BEGIN READING TEXT

On January 15, 1919, The Great
Molasses Flood happened in Boston Massachusetts. Tankers filled with 2.3
million gallons of molasses burst. A thirty-five mile an hour wave of molasses
swept through the town, killing 21 and injuring 150.
How bizarre is that?
The Great Molasses Flood largely happened
in the North End neighborhood at the Purity Distilling Company facility on 529
Commercial Street near Keany Square. The company used the Harborside Commercial
Street tank to offload molasses from ships and store it for later transfer by
pipeline to the Purity ethanol plant situated on Willow Street in Cambridge.
In this case, the company had
stored a molasses tank that stood 50 ft tall and 90 ft in diameter and
contained as much as 2.3 million gallons of molasses. The long-range purpose was
to ferment the molasses to produce ethanol, the active ingredient in most alcoholic
drinks. It was also a key component in
munitions.

END READING TEXT

Summarize the molasses flood text in two sentences. The records are not needed for the task.

BEGIN RECORD EXCERPTS

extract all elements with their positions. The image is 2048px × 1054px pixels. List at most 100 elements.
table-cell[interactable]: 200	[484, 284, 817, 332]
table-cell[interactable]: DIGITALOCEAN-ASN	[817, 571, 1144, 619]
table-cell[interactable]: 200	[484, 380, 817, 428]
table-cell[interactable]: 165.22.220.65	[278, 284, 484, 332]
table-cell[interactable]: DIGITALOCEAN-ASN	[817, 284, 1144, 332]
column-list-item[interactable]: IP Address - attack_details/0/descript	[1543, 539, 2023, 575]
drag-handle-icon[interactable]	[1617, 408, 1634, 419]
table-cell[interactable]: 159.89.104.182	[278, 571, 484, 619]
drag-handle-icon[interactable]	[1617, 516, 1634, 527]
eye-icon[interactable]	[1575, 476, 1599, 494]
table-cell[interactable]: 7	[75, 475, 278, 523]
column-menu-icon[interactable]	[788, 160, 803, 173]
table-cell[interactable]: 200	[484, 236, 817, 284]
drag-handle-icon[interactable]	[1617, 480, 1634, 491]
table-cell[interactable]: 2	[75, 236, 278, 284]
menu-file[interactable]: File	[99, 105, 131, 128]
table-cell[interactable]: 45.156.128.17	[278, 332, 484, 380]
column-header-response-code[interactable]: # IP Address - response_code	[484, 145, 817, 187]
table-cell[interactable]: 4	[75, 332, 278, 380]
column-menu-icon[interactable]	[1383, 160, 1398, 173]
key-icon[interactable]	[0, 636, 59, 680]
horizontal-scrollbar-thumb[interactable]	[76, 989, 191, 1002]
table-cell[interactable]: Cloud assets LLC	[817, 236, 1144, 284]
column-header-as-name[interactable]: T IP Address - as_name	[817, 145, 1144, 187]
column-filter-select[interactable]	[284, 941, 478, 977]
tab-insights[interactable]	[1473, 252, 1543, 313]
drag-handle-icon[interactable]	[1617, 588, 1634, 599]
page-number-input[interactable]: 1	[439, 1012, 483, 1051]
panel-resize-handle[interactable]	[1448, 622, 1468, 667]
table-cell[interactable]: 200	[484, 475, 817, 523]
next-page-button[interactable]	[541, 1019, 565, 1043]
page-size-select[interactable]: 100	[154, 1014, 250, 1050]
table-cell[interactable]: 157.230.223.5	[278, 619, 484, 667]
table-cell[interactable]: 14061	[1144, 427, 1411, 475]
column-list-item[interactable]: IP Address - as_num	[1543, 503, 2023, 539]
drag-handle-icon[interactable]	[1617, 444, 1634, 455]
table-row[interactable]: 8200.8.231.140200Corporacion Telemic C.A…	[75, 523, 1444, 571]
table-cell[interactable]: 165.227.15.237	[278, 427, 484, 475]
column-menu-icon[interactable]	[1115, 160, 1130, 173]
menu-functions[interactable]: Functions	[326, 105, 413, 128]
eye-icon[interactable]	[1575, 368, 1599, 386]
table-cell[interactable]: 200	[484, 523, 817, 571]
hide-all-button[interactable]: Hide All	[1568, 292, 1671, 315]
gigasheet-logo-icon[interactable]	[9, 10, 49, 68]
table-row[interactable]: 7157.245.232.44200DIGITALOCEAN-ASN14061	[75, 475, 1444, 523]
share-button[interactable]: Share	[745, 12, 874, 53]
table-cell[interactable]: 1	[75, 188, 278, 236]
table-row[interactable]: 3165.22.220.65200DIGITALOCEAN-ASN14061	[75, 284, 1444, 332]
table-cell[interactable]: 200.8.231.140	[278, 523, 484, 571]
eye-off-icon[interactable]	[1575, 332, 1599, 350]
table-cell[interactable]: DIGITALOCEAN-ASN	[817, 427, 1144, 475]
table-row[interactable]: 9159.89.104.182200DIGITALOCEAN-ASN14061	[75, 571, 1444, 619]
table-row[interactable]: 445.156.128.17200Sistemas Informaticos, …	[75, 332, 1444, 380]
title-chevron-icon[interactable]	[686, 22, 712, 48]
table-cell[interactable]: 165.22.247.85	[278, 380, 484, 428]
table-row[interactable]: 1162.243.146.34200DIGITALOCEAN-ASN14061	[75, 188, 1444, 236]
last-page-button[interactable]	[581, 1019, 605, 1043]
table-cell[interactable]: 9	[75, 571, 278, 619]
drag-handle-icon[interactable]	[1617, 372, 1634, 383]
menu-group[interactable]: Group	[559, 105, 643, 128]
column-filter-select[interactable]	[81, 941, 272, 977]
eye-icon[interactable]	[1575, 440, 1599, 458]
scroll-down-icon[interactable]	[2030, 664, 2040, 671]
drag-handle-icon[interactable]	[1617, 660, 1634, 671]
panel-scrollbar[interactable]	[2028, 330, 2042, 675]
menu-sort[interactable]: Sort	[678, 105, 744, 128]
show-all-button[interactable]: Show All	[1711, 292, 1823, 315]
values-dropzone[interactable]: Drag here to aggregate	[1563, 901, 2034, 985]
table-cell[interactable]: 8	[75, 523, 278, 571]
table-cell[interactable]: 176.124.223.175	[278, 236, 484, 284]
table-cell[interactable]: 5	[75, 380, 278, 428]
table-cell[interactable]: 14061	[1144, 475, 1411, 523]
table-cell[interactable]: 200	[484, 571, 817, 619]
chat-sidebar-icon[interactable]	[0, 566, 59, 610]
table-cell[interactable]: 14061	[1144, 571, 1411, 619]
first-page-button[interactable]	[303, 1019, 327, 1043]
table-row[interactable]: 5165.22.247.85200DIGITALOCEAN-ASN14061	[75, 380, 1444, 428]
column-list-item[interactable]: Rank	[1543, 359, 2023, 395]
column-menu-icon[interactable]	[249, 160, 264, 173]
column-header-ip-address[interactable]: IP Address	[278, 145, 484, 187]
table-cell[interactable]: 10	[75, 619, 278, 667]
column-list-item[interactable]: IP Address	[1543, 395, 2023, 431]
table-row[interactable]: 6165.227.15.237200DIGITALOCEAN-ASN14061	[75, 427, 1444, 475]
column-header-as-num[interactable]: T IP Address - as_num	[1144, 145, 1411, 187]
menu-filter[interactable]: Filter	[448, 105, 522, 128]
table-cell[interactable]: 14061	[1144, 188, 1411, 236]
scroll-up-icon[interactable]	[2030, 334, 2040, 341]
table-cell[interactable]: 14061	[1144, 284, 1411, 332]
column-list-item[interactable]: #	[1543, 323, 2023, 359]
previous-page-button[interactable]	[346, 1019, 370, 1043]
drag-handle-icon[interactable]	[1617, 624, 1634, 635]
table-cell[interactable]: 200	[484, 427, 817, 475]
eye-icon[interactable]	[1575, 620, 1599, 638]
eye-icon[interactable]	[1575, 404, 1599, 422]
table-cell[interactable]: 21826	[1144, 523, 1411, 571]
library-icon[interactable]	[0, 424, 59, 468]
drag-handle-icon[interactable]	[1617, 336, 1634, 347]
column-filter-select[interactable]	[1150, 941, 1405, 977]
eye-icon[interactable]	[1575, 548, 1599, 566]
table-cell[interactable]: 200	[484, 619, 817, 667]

END RECORD EXCERPTS

ANSWER SPACE: On January 15, 1919, the Great Molasses Flood struck Boston, Massachusetts, when a tank holding as much as 2.3 million gallons of molasses burst and sent a thirty-five mile an hour wave through the town, killing 21 and injuring 150. The tank, which stood 50 ft tall and 90 ft in diameter, was at the Purity Distilling Company facility on Commercial Street in the North End, where molasses was stored before being piped to the company's Cambridge plant to be fermented into ethanol.